-- begin Extracted information --

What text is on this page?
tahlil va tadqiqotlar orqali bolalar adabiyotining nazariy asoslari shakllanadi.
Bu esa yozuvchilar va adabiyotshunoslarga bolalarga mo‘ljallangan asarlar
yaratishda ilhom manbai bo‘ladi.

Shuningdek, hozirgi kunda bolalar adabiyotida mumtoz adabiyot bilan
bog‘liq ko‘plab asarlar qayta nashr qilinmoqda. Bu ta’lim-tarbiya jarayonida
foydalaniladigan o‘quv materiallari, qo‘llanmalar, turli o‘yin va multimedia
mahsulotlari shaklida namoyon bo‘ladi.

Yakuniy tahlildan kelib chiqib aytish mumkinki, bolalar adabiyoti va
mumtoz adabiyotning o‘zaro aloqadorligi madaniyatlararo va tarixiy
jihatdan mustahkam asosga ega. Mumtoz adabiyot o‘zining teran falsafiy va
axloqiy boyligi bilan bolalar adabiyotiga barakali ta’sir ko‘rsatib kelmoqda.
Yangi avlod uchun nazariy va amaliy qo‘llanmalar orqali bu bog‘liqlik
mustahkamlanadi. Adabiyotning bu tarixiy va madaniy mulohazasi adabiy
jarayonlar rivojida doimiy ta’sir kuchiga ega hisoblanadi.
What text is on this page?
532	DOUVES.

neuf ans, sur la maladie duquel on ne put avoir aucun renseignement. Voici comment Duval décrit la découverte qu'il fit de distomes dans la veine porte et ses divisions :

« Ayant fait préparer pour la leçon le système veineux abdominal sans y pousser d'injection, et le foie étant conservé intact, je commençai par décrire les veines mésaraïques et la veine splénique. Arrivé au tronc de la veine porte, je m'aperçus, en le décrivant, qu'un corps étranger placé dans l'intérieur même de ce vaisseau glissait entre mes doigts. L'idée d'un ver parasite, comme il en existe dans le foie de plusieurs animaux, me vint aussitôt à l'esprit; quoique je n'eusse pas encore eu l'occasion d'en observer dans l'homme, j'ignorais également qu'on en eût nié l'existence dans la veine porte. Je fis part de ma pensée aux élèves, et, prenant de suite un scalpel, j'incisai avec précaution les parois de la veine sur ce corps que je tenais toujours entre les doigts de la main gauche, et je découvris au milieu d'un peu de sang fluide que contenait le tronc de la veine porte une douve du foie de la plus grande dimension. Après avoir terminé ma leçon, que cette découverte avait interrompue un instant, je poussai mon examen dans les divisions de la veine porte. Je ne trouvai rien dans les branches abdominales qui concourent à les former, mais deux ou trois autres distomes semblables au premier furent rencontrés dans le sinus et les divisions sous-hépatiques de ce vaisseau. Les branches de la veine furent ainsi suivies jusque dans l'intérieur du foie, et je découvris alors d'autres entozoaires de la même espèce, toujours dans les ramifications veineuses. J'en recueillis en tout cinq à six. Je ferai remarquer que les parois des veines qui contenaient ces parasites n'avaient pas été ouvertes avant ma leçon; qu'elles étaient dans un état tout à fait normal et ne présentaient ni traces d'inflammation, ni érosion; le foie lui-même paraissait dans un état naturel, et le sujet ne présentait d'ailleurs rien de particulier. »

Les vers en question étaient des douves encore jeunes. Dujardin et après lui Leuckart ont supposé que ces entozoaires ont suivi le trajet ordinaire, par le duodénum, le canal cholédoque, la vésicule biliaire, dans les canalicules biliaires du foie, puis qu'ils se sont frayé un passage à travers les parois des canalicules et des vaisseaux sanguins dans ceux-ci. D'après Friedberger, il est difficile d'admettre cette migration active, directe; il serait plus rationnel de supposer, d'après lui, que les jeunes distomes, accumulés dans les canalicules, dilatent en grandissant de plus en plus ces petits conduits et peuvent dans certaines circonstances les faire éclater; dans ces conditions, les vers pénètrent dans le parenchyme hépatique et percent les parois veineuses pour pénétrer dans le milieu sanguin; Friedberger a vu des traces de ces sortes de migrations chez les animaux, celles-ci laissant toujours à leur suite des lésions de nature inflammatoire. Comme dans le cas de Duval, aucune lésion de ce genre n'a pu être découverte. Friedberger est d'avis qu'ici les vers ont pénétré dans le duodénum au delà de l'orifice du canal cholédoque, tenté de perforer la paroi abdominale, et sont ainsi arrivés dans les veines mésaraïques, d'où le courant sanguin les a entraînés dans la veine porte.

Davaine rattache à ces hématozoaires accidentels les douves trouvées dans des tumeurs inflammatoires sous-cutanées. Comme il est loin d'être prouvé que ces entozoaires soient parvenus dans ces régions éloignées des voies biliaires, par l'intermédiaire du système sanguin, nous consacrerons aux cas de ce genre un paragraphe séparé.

-- end Extracted information --

Task directions: Look through the data above. Find each line with the string "bilan" and copy it.

Reply to the task:
Shuningdek, hozirgi kunda bolalar adabiyotida mumtoz adabiyot bilan
axloqiy boyligi bilan bolalar adabiyotiga barakali ta’sir ko‘rsatib kelmoqda.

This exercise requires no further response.